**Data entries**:
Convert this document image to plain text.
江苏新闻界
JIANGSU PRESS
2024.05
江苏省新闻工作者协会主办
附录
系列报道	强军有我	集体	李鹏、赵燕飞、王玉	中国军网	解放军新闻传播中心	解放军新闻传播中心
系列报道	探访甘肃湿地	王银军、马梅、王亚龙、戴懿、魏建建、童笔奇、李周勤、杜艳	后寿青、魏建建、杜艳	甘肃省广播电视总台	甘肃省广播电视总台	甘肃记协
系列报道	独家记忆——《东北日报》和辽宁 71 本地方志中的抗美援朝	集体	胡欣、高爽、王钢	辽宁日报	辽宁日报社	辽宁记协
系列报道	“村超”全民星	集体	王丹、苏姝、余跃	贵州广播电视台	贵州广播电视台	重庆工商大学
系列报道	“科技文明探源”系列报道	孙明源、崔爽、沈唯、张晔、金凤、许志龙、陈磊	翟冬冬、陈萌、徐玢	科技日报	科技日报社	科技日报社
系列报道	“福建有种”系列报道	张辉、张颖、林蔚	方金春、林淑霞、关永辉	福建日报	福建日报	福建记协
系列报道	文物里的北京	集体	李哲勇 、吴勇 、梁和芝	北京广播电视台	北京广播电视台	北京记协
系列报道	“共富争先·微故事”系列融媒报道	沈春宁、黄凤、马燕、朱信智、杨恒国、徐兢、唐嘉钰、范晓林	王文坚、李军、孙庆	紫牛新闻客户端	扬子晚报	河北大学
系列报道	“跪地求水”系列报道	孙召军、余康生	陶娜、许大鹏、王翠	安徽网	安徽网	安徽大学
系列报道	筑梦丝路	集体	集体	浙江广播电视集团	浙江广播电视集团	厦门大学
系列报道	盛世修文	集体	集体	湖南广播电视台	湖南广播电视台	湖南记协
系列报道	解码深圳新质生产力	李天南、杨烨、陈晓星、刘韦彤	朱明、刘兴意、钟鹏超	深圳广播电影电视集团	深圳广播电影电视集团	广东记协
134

**YOUR TASK**: Check every line of the material for the string "系列报道" and give the number of lines that have it, without anything else.

**TASK RESULT**: 12